## WHAT TO PRODUCE
Lift every line from the entries that includes the word "asumă".

Stored data

⁂

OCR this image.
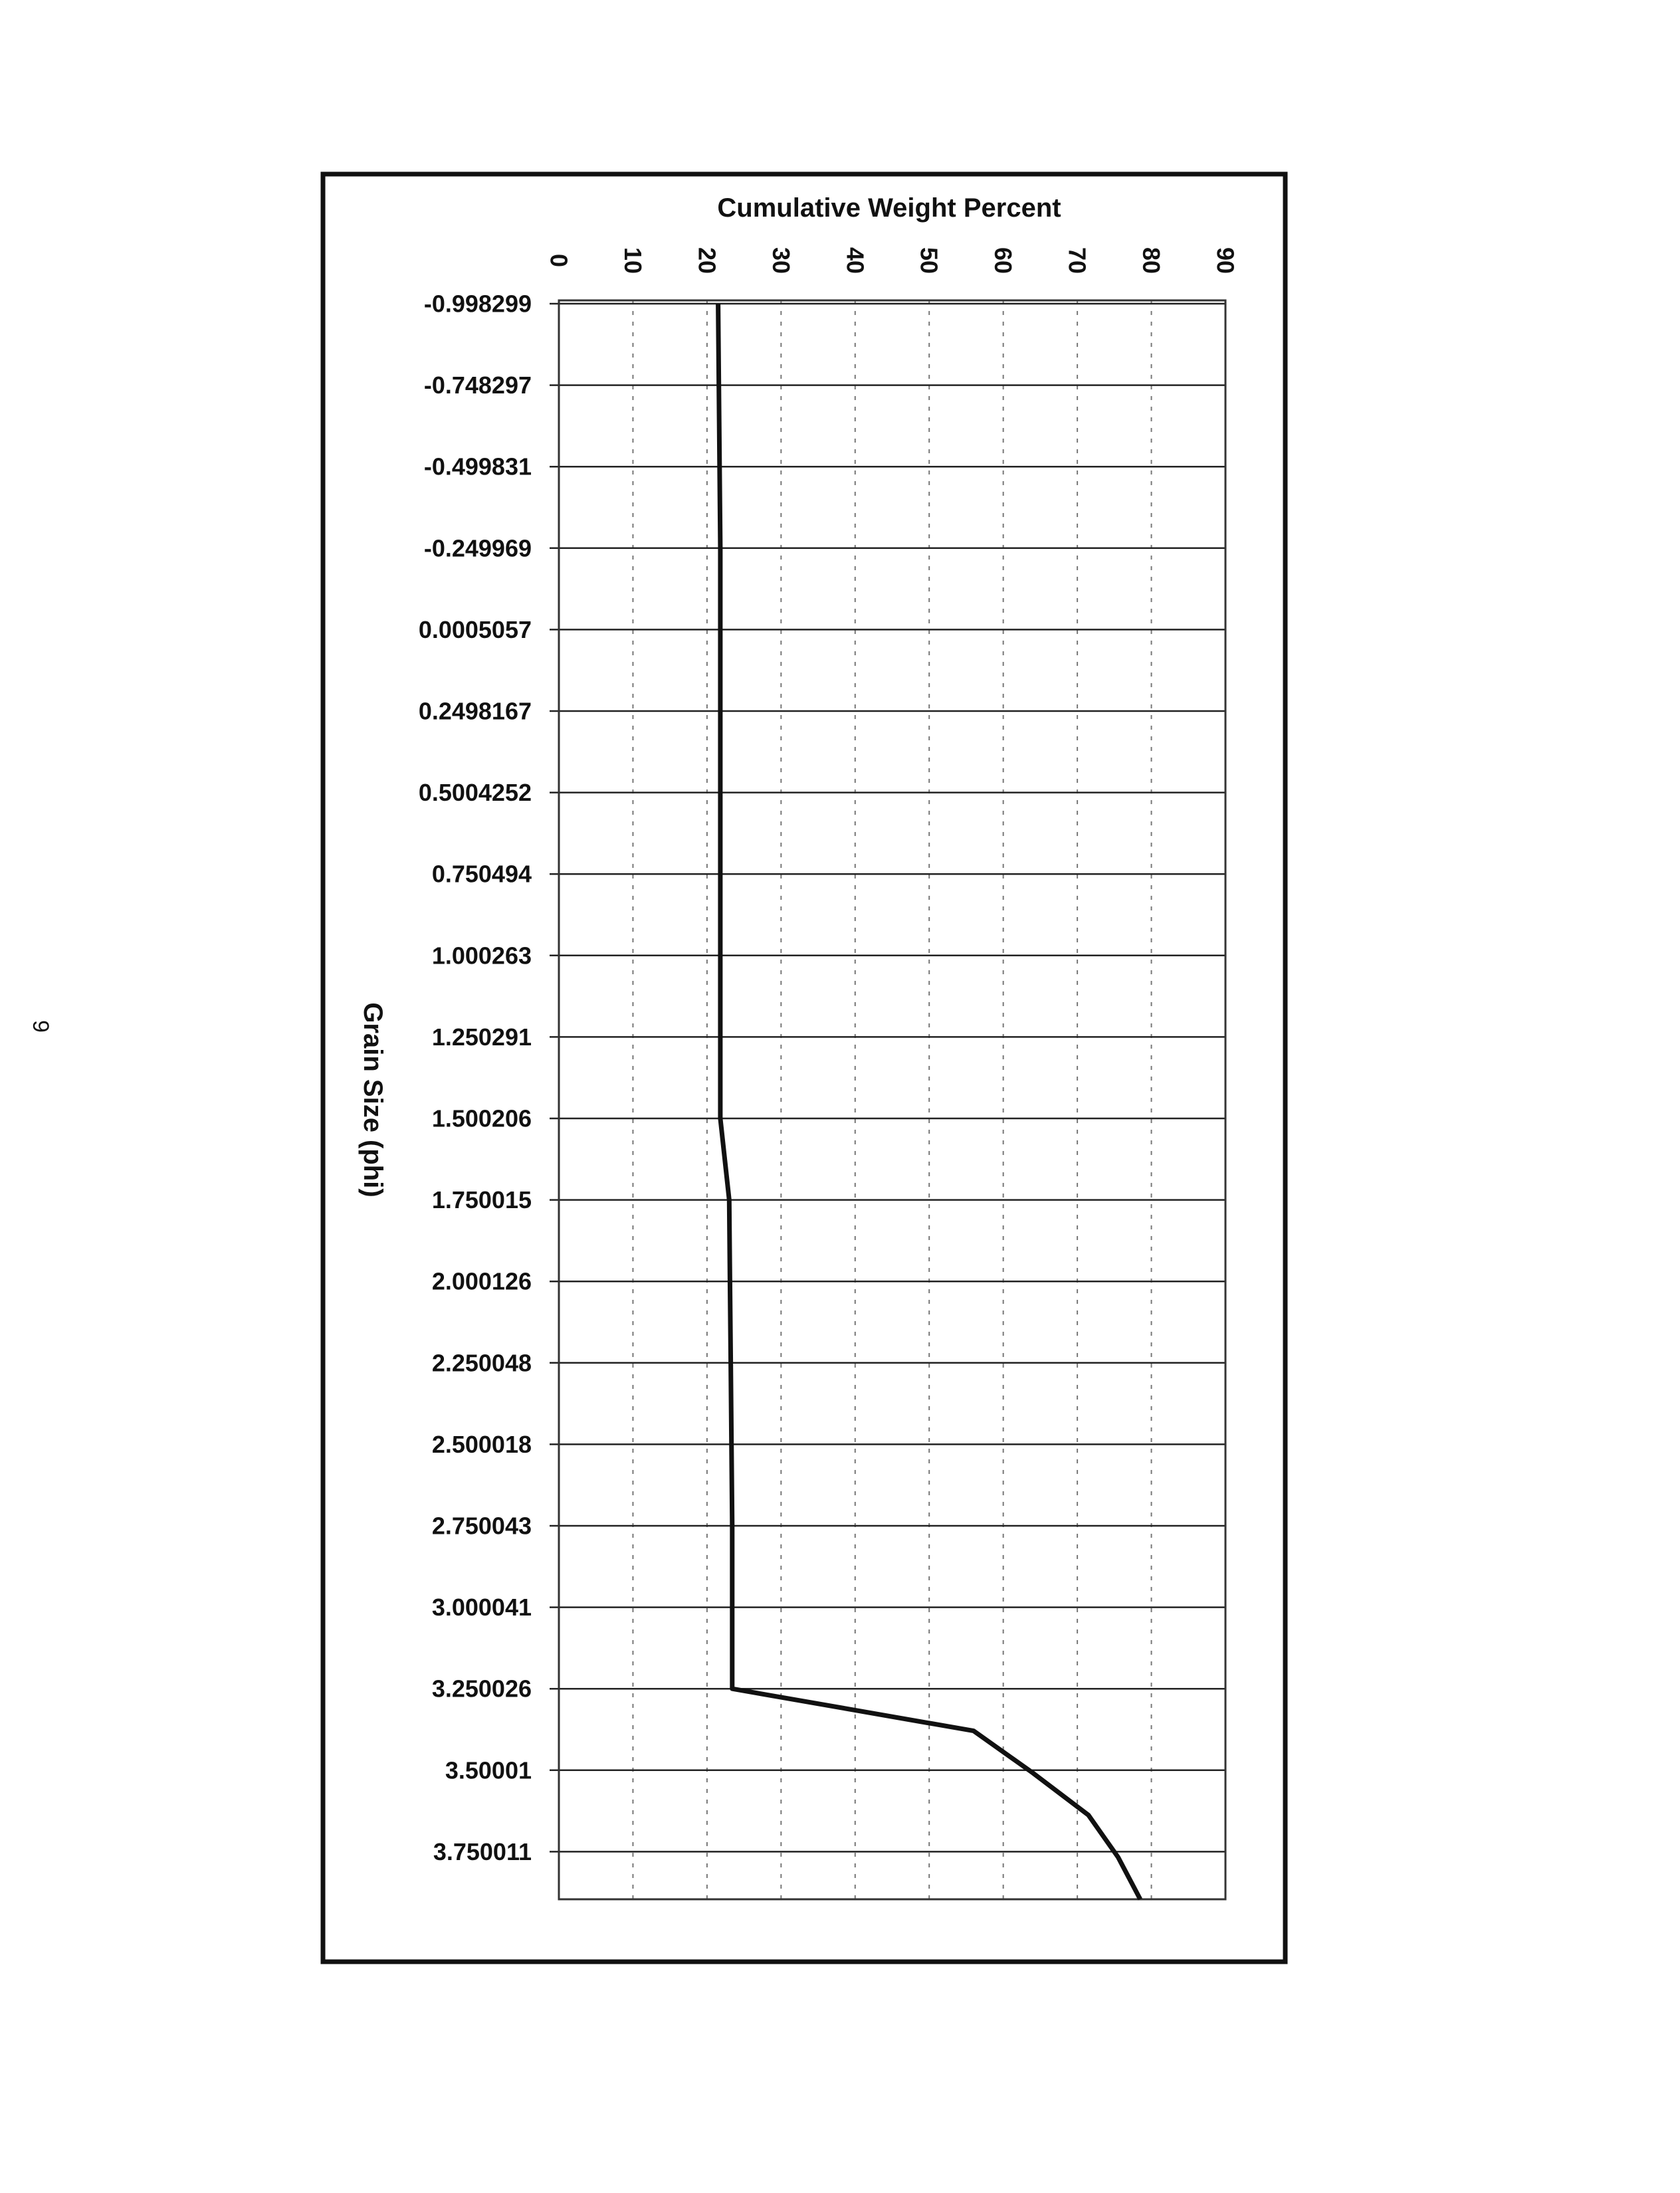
9
0 10 20 30 40 50 60 70 80 90
-0.998299
-0.748297
-0.499831
-0.249969
0.0005057
0.2498167
0.5004252
0.750494
1.000263
1.250291
1.500206
1.750015
2.000126
2.250048
2.500018
2.750043
3.000041
3.250026
3.50001
3.750011
Cumulative Weight Percent
Grain Size (phi)
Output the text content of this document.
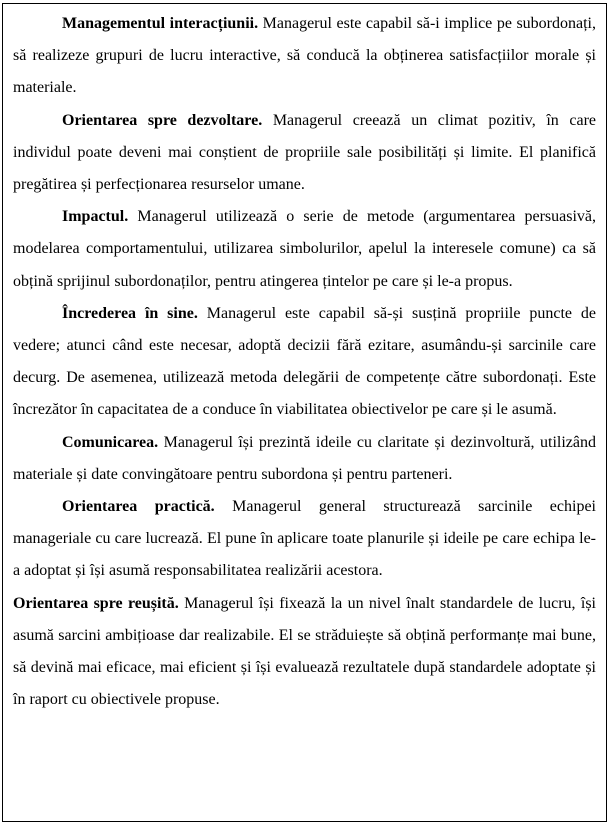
Managementul interacțiunii. Managerul este capabil să-i implice pe subordonați, să realizeze grupuri de lucru interactive, să conducă la obținerea satisfacțiilor morale și materiale.

Orientarea spre dezvoltare. Managerul creează un climat pozitiv, în care individul poate deveni mai conștient de propriile sale posibilități și limite. El planifică pregătirea și perfecționarea resurselor umane.

Impactul. Managerul utilizează o serie de metode (argumentarea persuasivă, modelarea comportamentului, utilizarea simbolurilor, apelul la interesele comune) ca să obțină sprijinul subordonaților, pentru atingerea țintelor pe care și le-a propus.

Încrederea în sine. Managerul este capabil să-și susțină propriile puncte de vedere; atunci când este necesar, adoptă decizii fără ezitare, asumându-și sarcinile care decurg. De asemenea, utilizează metoda delegării de competențe către subordonați. Este încrezător în capacitatea de a conduce în viabilitatea obiectivelor pe care și le asumă.

Comunicarea. Managerul își prezintă ideile cu claritate și dezinvoltură, utilizând materiale și date convingătoare pentru subordona și pentru parteneri.

Orientarea practică. Managerul general structurează sarcinile echipei manageriale cu care lucrează. El pune în aplicare toate planurile și ideile pe care echipa le-a adoptat și își asumă responsabilitatea realizării acestora.

Orientarea spre reușită. Managerul își fixează la un nivel înalt standardele de lucru, își asumă sarcini ambițioase dar realizabile. El se străduiește să obțină performanțe mai bune, să devină mai eficace, mai eficient și își evaluează rezultatele după standardele adoptate și în raport cu obiectivele propuse.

⁂

## REPLY
Încrederea în sine. Managerul este capabil să-și susțină propriile puncte de vedere; atunci când este necesar, adoptă decizii fără ezitare, asumându-și sarcinile care decurg. De asemenea, utilizează metoda delegării de competențe către subordonați. Este încrezător în capacitatea de a conduce în viabilitatea obiectivelor pe care și le asumă.
Orientarea practică. Managerul general structurează sarcinile echipei manageriale cu care lucrează. El pune în aplicare toate planurile și ideile pe care echipa le-a adoptat și își asumă responsabilitatea realizării acestora.
Orientarea spre reușită. Managerul își fixează la un nivel înalt standardele de lucru, își asumă sarcini ambițioase dar realizabile. El se străduiește să obțină performanțe mai bune, să devină mai eficace, mai eficient și își evaluează rezultatele după standardele adoptate și în raport cu obiectivele propuse.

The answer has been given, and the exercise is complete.